● TASK DESCRIPTION: Quote every line of the data below as it stands, omitting pictures.

##### RECORDS SHOWN

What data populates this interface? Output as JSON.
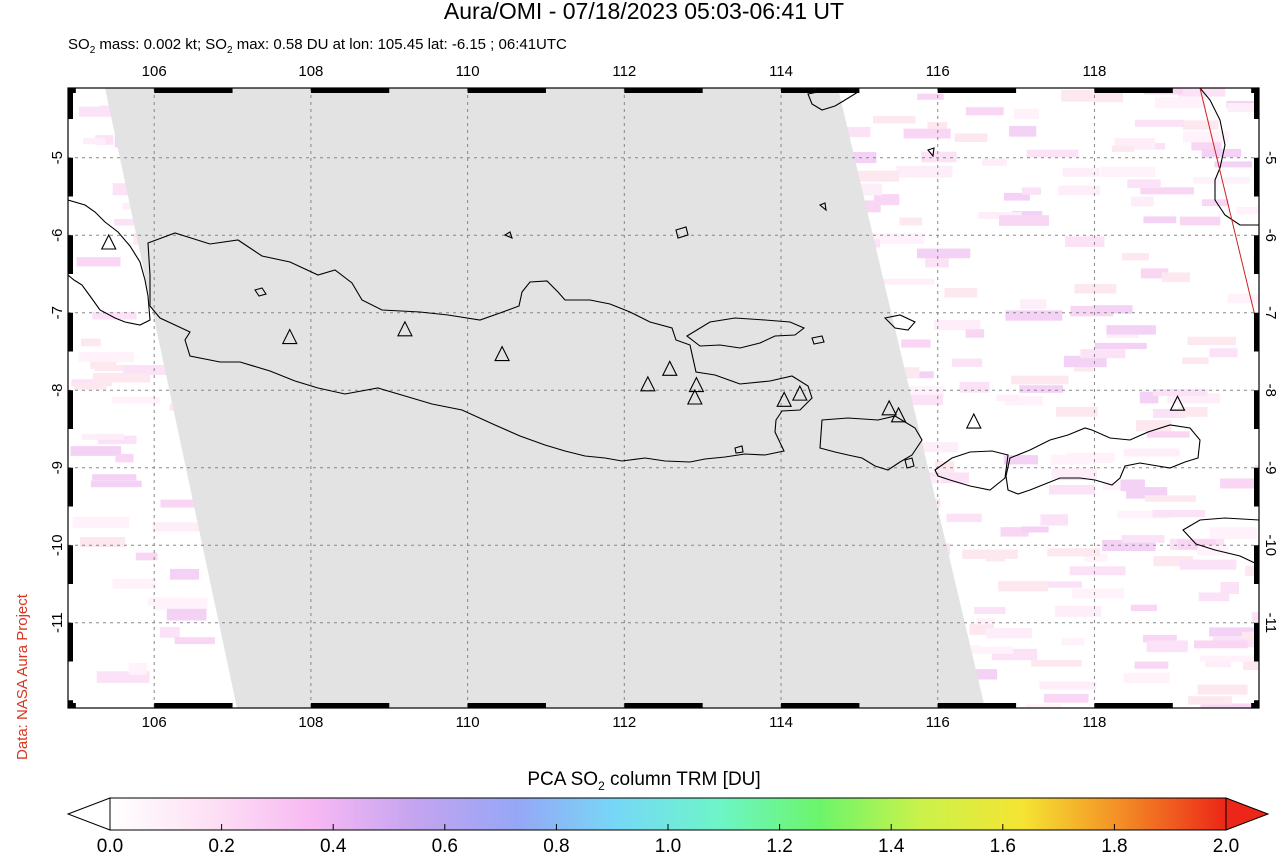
{
  "title": "Aura/OMI - 07/18/2023 05:03-06:41 UT",
  "subtitle": {
    "part1": "SO",
    "sub1": "2",
    "part2": " mass: 0.002 kt; SO",
    "sub2": "2",
    "part3": " max: 0.58 DU at lon: 105.45 lat: -6.15 ; 06:41UTC"
  },
  "credit": "Data: NASA Aura Project",
  "map": {
    "lon_range": [
      104.9,
      120.1
    ],
    "lat_range": [
      -12.1,
      -4.1
    ],
    "lon_ticks": [
      "106",
      "108",
      "110",
      "112",
      "114",
      "116",
      "118"
    ],
    "lat_ticks": [
      "-5",
      "-6",
      "-7",
      "-8",
      "-9",
      "-10",
      "-11"
    ],
    "volcanoes": [
      {
        "lon": 105.42,
        "lat": -6.1
      },
      {
        "lon": 107.73,
        "lat": -7.32
      },
      {
        "lon": 109.2,
        "lat": -7.22
      },
      {
        "lon": 110.44,
        "lat": -7.54
      },
      {
        "lon": 112.3,
        "lat": -7.93
      },
      {
        "lon": 112.58,
        "lat": -7.73
      },
      {
        "lon": 112.92,
        "lat": -7.94
      },
      {
        "lon": 112.9,
        "lat": -8.1
      },
      {
        "lon": 114.04,
        "lat": -8.13
      },
      {
        "lon": 114.24,
        "lat": -8.05
      },
      {
        "lon": 115.38,
        "lat": -8.24
      },
      {
        "lon": 115.5,
        "lat": -8.33
      },
      {
        "lon": 116.46,
        "lat": -8.41
      },
      {
        "lon": 119.06,
        "lat": -8.18
      }
    ]
  },
  "colorbar": {
    "title_main": "PCA SO",
    "title_sub": "2",
    "title_tail": " column TRM [DU]",
    "ticks": [
      "0.0",
      "0.2",
      "0.4",
      "0.6",
      "0.8",
      "1.0",
      "1.2",
      "1.4",
      "1.6",
      "1.8",
      "2.0"
    ],
    "colors": [
      "#ffffff",
      "#fde0f4",
      "#f7b9f3",
      "#c5a4f0",
      "#96a6f6",
      "#76d8f6",
      "#6df5c8",
      "#6cf56a",
      "#cbf24a",
      "#f5e433",
      "#f38a25",
      "#ec2618"
    ]
  }
}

##########

● WRITTEN ANSWER:
What data populates this interface? Output as JSON.
{
  "title": "Aura/OMI - 07/18/2023 05:03-06:41 UT",
  "subtitle": {
    "part1": "SO",
    "sub1": "2",
    "part2": " mass: 0.002 kt; SO",
    "sub2": "2",
    "part3": " max: 0.58 DU at lon: 105.45 lat: -6.15 ; 06:41UTC"
  },
  "credit": "Data: NASA Aura Project",
  "map": {
    "lon_range": [
      104.9,
      120.1
    ],
    "lat_range": [
      -12.1,
      -4.1
    ],
    "lon_ticks": [
      "106",
      "108",
      "110",
      "112",
      "114",
      "116",
      "118"
    ],
    "lat_ticks": [
      "-5",
      "-6",
      "-7",
      "-8",
      "-9",
      "-10",
      "-11"
    ],
    "volcanoes": [
      {
        "lon": 105.42,
        "lat": -6.1
      },
      {
        "lon": 107.73,
        "lat": -7.32
      },
      {
        "lon": 109.2,
        "lat": -7.22
      },
      {
        "lon": 110.44,
        "lat": -7.54
      },
      {
        "lon": 112.3,
        "lat": -7.93
      },
      {
        "lon": 112.58,
        "lat": -7.73
      },
      {
        "lon": 112.92,
        "lat": -7.94
      },
      {
        "lon": 112.9,
        "lat": -8.1
      },
      {
        "lon": 114.04,
        "lat": -8.13
      },
      {
        "lon": 114.24,
        "lat": -8.05
      },
      {
        "lon": 115.38,
        "lat": -8.24
      },
      {
        "lon": 115.5,
        "lat": -8.33
      },
      {
        "lon": 116.46,
        "lat": -8.41
      },
      {
        "lon": 119.06,
        "lat": -8.18
      }
    ]
  },
  "colorbar": {
    "title_main": "PCA SO",
    "title_sub": "2",
    "title_tail": " column TRM [DU]",
    "ticks": [
      "0.0",
      "0.2",
      "0.4",
      "0.6",
      "0.8",
      "1.0",
      "1.2",
      "1.4",
      "1.6",
      "1.8",
      "2.0"
    ],
    "colors": [
      "#ffffff",
      "#fde0f4",
      "#f7b9f3",
      "#c5a4f0",
      "#96a6f6",
      "#76d8f6",
      "#6df5c8",
      "#6cf56a",
      "#cbf24a",
      "#f5e433",
      "#f38a25",
      "#ec2618"
    ]
  }
}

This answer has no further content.